Entries provided:
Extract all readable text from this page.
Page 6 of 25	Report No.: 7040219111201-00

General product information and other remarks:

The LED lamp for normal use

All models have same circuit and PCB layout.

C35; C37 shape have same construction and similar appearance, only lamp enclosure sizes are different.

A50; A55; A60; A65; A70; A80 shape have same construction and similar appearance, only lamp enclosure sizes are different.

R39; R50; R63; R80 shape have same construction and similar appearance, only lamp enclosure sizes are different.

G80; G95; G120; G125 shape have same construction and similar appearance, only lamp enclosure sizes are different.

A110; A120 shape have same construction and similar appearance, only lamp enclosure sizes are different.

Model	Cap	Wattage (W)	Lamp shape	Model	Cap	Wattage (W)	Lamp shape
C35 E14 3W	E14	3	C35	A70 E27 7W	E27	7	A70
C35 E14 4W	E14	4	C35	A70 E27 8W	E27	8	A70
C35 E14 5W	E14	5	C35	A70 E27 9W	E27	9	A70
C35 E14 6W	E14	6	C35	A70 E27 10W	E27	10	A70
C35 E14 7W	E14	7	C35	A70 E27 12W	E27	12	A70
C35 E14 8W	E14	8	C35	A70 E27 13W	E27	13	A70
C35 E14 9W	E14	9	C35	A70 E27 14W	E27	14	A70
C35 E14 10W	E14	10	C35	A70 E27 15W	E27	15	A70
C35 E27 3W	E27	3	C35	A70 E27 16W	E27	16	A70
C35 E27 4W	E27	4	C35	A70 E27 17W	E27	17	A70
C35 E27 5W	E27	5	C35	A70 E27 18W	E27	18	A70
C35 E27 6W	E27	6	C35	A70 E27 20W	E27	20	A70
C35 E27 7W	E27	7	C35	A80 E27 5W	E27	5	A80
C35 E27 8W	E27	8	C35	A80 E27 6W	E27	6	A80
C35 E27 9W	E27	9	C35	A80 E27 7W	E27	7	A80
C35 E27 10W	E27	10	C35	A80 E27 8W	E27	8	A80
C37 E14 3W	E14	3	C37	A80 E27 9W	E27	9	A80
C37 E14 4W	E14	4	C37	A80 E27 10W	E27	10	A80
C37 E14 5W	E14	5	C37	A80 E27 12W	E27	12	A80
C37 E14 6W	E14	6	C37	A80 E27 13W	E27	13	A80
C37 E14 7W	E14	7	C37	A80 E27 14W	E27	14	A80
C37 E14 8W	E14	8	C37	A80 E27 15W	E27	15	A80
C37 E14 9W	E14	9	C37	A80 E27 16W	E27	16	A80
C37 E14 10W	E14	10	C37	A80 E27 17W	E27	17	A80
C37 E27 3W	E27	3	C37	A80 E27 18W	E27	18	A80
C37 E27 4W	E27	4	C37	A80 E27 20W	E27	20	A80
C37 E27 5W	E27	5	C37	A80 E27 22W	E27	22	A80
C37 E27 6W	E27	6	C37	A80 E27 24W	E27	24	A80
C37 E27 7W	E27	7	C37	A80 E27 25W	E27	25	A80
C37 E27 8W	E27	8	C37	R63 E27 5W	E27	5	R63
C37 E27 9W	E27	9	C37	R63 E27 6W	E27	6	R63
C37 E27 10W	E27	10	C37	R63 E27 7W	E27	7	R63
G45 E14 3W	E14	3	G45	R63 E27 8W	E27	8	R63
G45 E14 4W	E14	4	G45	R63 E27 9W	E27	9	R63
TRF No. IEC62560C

---

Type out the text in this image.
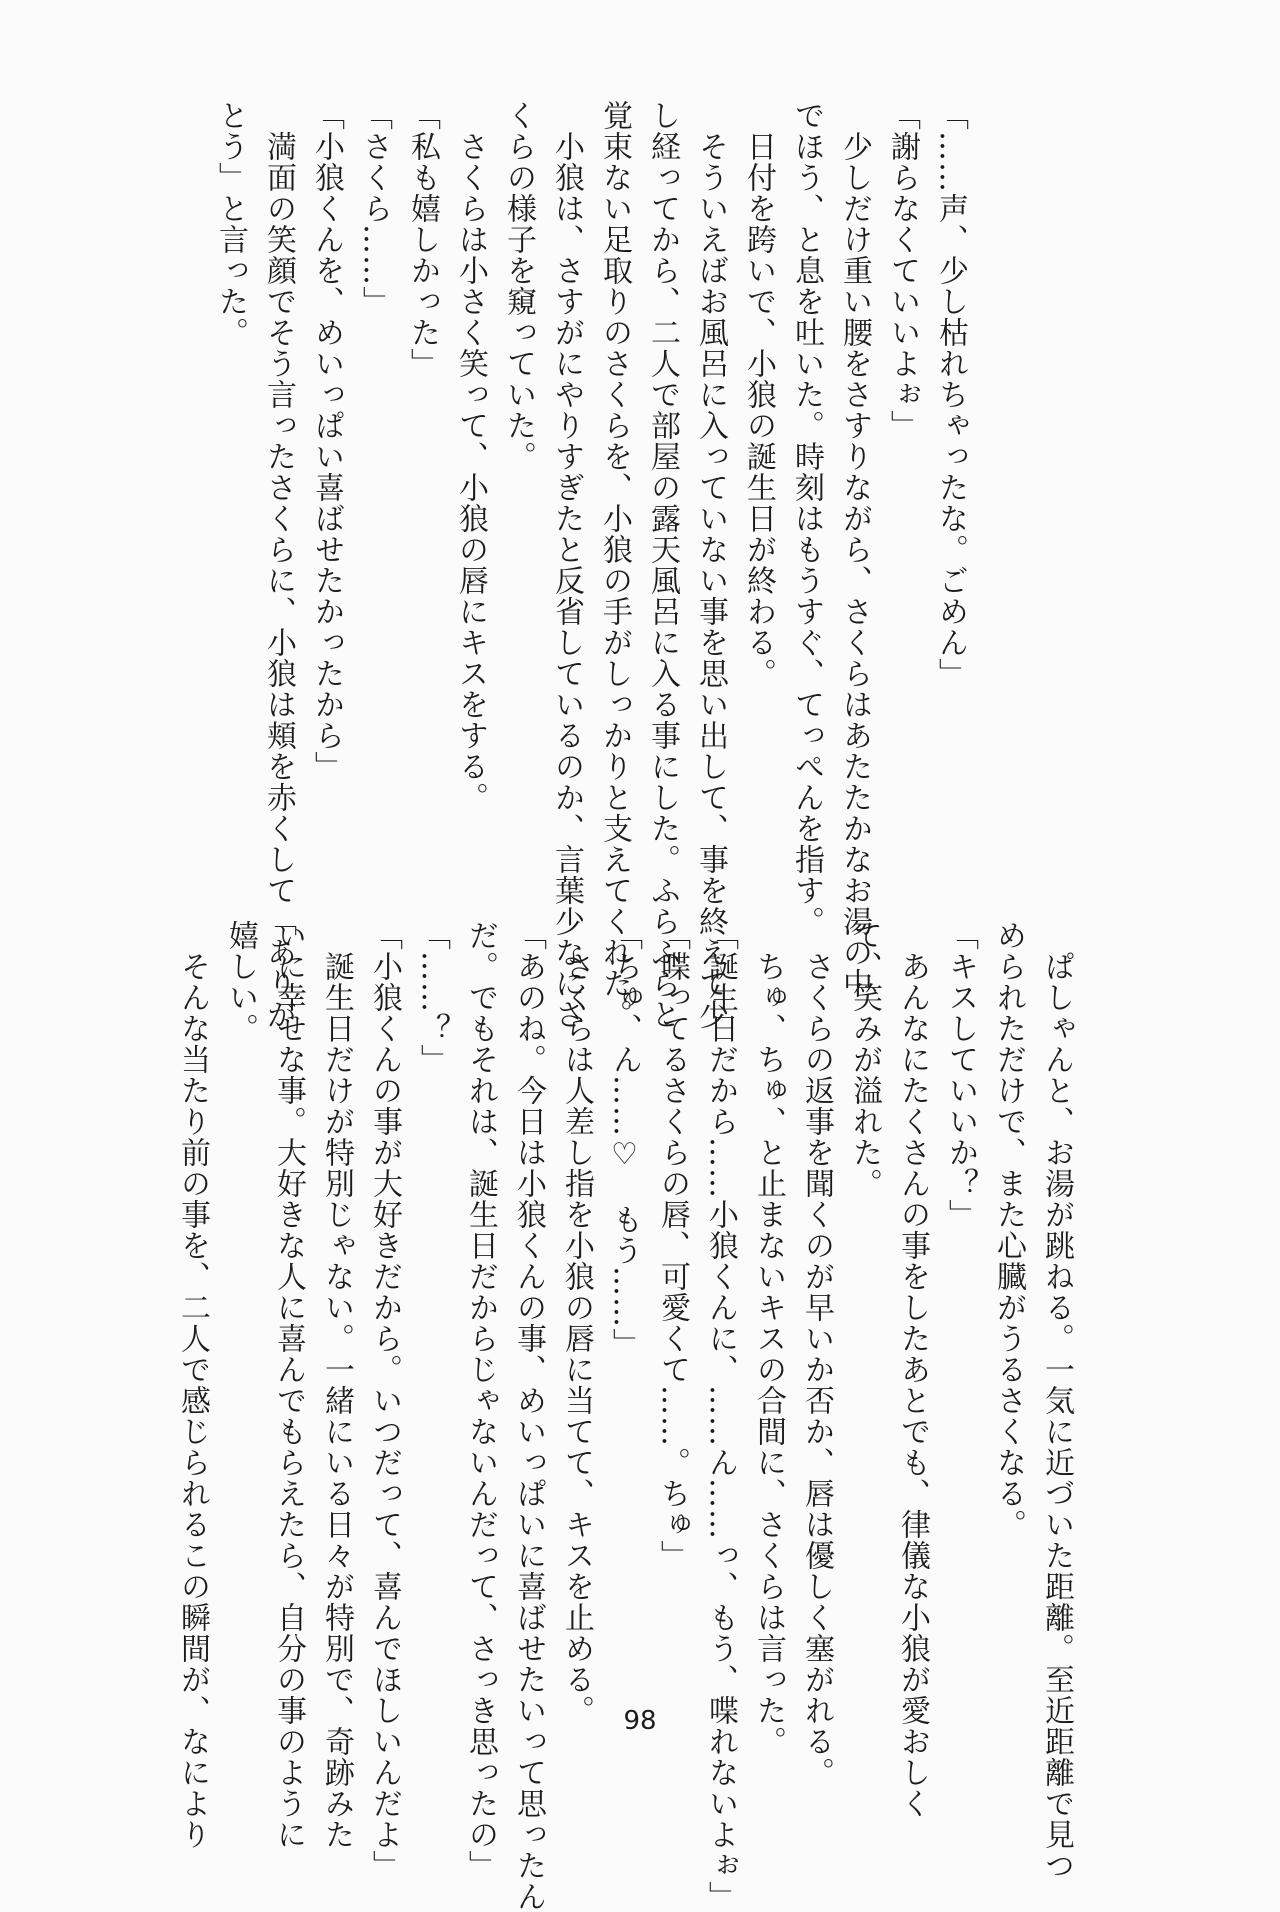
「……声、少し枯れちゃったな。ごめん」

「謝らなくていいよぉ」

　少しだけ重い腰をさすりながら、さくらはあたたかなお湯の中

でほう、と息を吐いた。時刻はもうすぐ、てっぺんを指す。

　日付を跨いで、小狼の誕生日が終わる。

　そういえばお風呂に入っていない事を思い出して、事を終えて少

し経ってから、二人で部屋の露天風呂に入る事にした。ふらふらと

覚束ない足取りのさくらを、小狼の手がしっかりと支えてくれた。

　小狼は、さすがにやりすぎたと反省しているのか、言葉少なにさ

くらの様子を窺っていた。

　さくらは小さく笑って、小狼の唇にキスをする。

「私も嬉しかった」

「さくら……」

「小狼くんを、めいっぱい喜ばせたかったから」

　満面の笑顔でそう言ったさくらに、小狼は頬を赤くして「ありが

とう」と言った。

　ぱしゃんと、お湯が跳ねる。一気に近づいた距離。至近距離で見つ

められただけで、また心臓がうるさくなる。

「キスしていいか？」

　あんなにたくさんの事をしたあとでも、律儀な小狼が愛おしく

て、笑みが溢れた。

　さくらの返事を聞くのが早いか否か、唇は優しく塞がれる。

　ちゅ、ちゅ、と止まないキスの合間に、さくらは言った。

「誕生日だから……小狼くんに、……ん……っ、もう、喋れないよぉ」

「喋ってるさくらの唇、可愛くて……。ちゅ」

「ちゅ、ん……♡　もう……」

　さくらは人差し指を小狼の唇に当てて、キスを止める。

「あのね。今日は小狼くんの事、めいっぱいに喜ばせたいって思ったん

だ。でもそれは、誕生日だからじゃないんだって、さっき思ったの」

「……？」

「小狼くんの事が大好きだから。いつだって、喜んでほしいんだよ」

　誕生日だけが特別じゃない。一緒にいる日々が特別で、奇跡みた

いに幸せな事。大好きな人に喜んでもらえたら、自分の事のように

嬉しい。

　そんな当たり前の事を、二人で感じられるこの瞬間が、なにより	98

Problem details: How many lines of these entries contain "sizes"? Answer with the number and nothing else.

Answer for the task: 5